━━ Data extracts

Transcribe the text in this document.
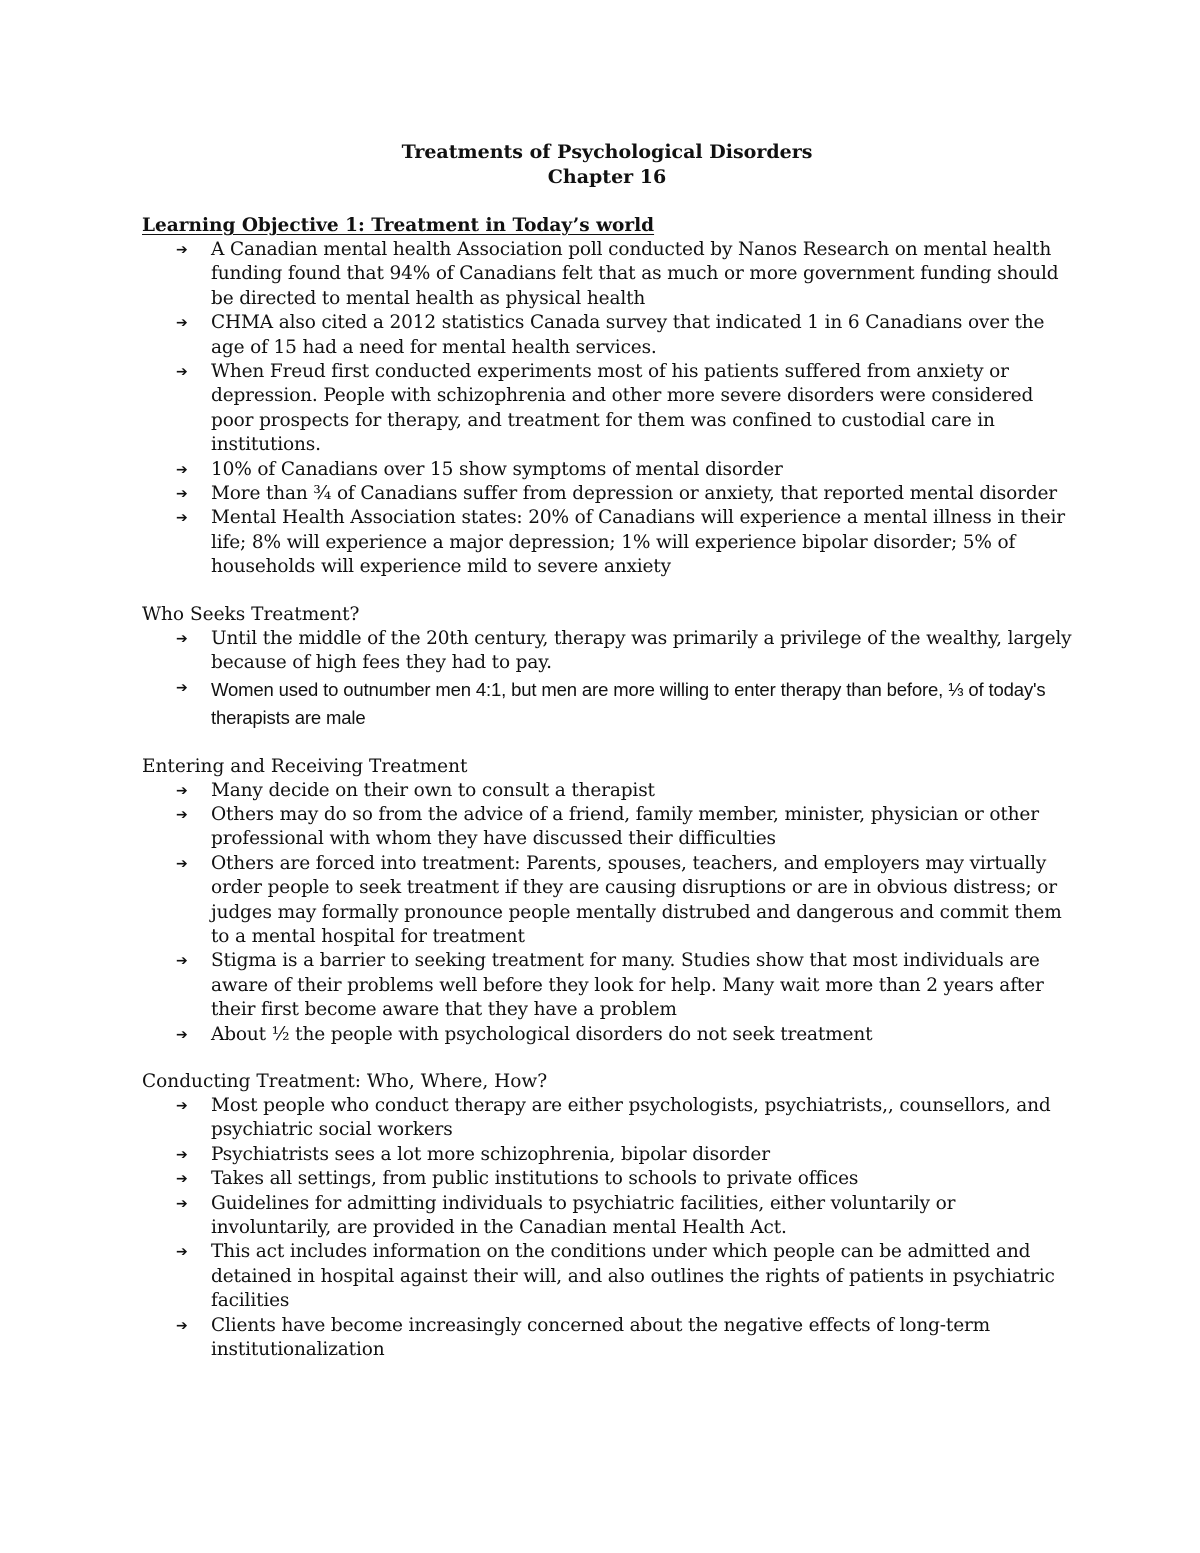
Treatments of Psychological Disorders
Chapter 16

Learning Objective 1: Treatment in Today’s world

➔ A Canadian mental health Association poll conducted by Nanos Research on mental health funding found that 94% of Canadians felt that as much or more government funding should be directed to mental health as physical health
➔ CHMA also cited a 2012 statistics Canada survey that indicated 1 in 6 Canadians over the age of 15 had a need for mental health services.
➔ When Freud first conducted experiments most of his patients suffered from anxiety or depression. People with schizophrenia and other more severe disorders were considered poor prospects for therapy, and treatment for them was confined to custodial care in institutions.
➔ 10% of Canadians over 15 show symptoms of mental disorder
➔ More than ¾ of Canadians suffer from depression or anxiety, that reported mental disorder
➔ Mental Health Association states: 20% of Canadians will experience a mental illness in their life; 8% will experience a major depression; 1% will experience bipolar disorder; 5% of households will experience mild to severe anxiety

Who Seeks Treatment?

➔ Until the middle of the 20th century, therapy was primarily a privilege of the wealthy, largely because of high fees they had to pay.
➔ Women used to outnumber men 4:1, but men are more willing to enter therapy than before, ⅓ of today's therapists are male

Entering and Receiving Treatment

➔ Many decide on their own to consult a therapist
➔ Others may do so from the advice of a friend, family member, minister, physician or other professional with whom they have discussed their difficulties
➔ Others are forced into treatment: Parents, spouses, teachers, and employers may virtually order people to seek treatment if they are causing disruptions or are in obvious distress; or judges may formally pronounce people mentally distrubed and dangerous and commit them to a mental hospital for treatment
➔ Stigma is a barrier to seeking treatment for many. Studies show that most individuals are aware of their problems well before they look for help. Many wait more than 2 years after their first become aware that they have a problem
➔ About ½ the people with psychological disorders do not seek treatment

Conducting Treatment: Who, Where, How?

➔ Most people who conduct therapy are either psychologists, psychiatrists,, counsellors, and psychiatric social workers
➔ Psychiatrists sees a lot more schizophrenia, bipolar disorder
➔ Takes all settings, from public institutions to schools to private offices
➔ Guidelines for admitting individuals to psychiatric facilities, either voluntarily or involuntarily, are provided in the Canadian mental Health Act.
➔ This act includes information on the conditions under which people can be admitted and detained in hospital against their will, and also outlines the rights of patients in psychiatric facilities
➔ Clients have become increasingly concerned about the negative effects of long-term institutionalization
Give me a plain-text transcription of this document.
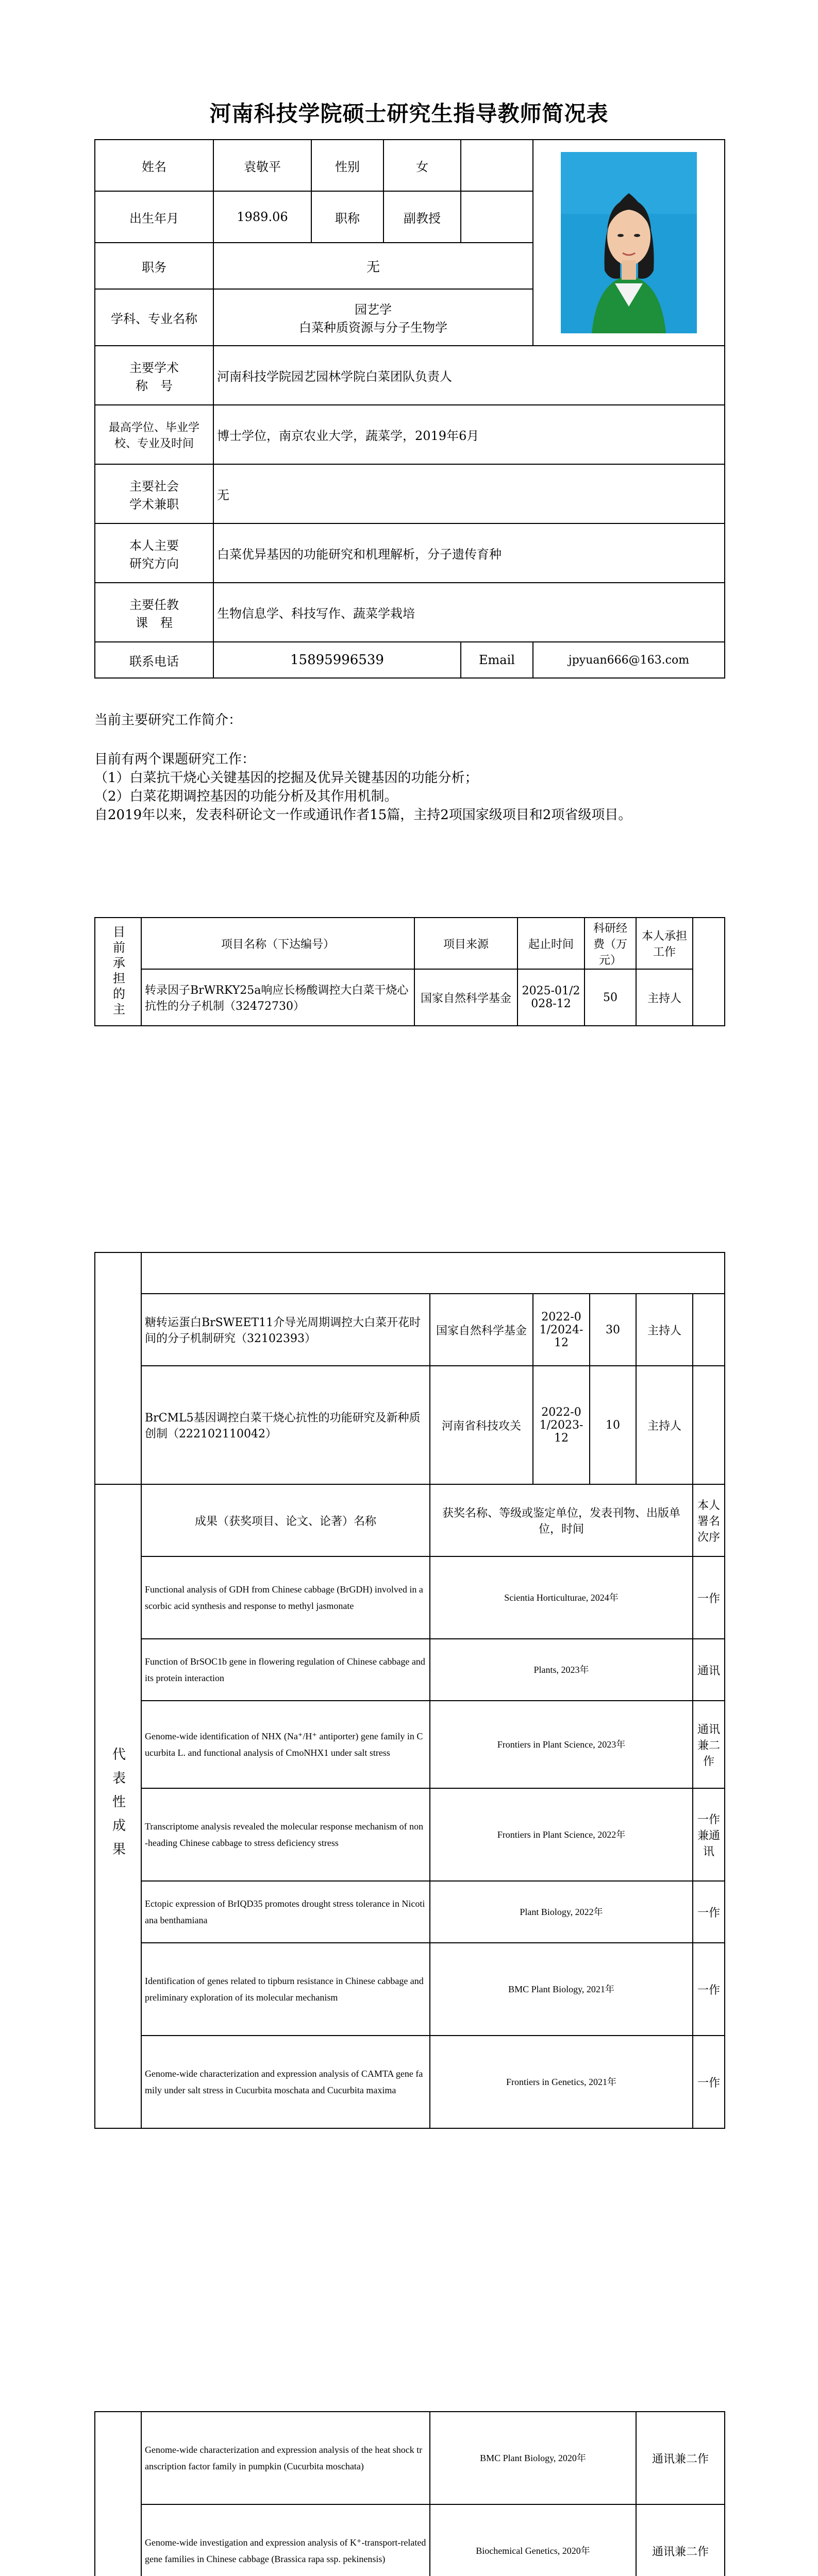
河南科技学院硕士研究生指导教师简况表
姓名	袁敬平	性别	女		

出生年月	1989.06	职称	副教授		
职务	无				
学科、专业名称	园艺学
白菜种质资源与分子生物学				

主要学术
称　号	河南科技学院园艺园林学院白菜团队负责人				

最高学位、毕业学
校、专业及时间	博士学位，南京农业大学，蔬菜学，2019年6月				

主要社会
学术兼职	无				

本人主要
研究方向	白菜优异基因的功能研究和机理解析，分子遗传育种				

主要任教
课　程	生物信息学、科技写作、蔬菜学栽培				
联系电话	15895996539			Email	jpyuan666@163.com

当前主要研究工作简介：

目前有两个课题研究工作：

（1）白菜抗干烧心关键基因的挖掘及优异关键基因的功能分析；

（2）白菜花期调控基因的功能分析及其作用机制。

自2019年以来，发表科研论文一作或通讯作者15篇，主持2项国家级项目和2项省级项目。

目前承担的主	项目名称（下达编号）	项目来源	起止时间	科研经费（万元）	本人承担工作	
	转录因子BrWRKY25a响应长杨酸调控大白菜干烧心抗性的分子机制（32472730）	国家自然科学基金	2025-01/2028-12	50	主持人	

	糖转运蛋白BrSWEET11介导光周期调控大白菜开花时间的分子机制研究（32102393）	国家自然科学基金	2022-01/2024-12	30	主持人	
	BrCML5基因调控白菜干烧心抗性的功能研究及新种质创制（222102110042）	河南省科技攻关	2022-01/2023-12	10	主持人	

代表性成果	成果（获奖项目、论文、论著）名称	获奖名称、等级或鉴定单位，发表刊物、出版单位，时间				本人署名次序
	Functional analysis of GDH from Chinese cabbage (BrGDH) involved in ascorbic acid synthesis and response to methyl jasmonate	Scientia Horticulturae, 2024年				一作
	Function of BrSOC1b gene in flowering regulation of Chinese cabbage and its protein interaction	Plants, 2023年				通讯
	Genome-wide identification of NHX (Na⁺/H⁺ antiporter) gene family in Cucurbita L. and functional analysis of CmoNHX1 under salt stress	Frontiers in Plant Science, 2023年				通讯兼二作
	Transcriptome analysis revealed the molecular response mechanism of non-heading Chinese cabbage to stress deficiency stress	Frontiers in Plant Science, 2022年				一作兼通讯
	Ectopic expression of BrIQD35 promotes drought stress tolerance in Nicotiana benthamiana	Plant Biology, 2022年				一作
	Identification of genes related to tipburn resistance in Chinese cabbage and preliminary exploration of its molecular mechanism	BMC Plant Biology, 2021年				一作
	Genome-wide characterization and expression analysis of CAMTA gene family under salt stress in Cucurbita moschata and Cucurbita maxima	Frontiers in Genetics, 2021年				一作
	Genome-wide characterization and expression analysis of the heat shock transcription factor family in pumpkin (Cucurbita moschata)	BMC Plant Biology, 2020年	通讯兼二作
	Genome-wide investigation and expression analysis of K⁺-transport-related gene families in Chinese cabbage (Brassica rapa ssp. pekinensis)	Biochemical Genetics, 2020年	通讯兼二作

━━━━

Exercise aim -> Each line holding the word "Genome" must be copied from the data.

Solution below ->
	Genome-wide identification of NHX (Na⁺/H⁺ antiporter) gene family in Cucurbita L. and functional analysis of CmoNHX1 under salt stress	Frontiers in Plant Science, 2023年				通讯兼二作
	Genome-wide characterization and expression analysis of CAMTA gene family under salt stress in Cucurbita moschata and Cucurbita maxima	Frontiers in Genetics, 2021年				一作
	Genome-wide characterization and expression analysis of the heat shock transcription factor family in pumpkin (Cucurbita moschata)	BMC Plant Biology, 2020年	通讯兼二作
	Genome-wide investigation and expression analysis of K⁺-transport-related gene families in Chinese cabbage (Brassica rapa ssp. pekinensis)	Biochemical Genetics, 2020年	通讯兼二作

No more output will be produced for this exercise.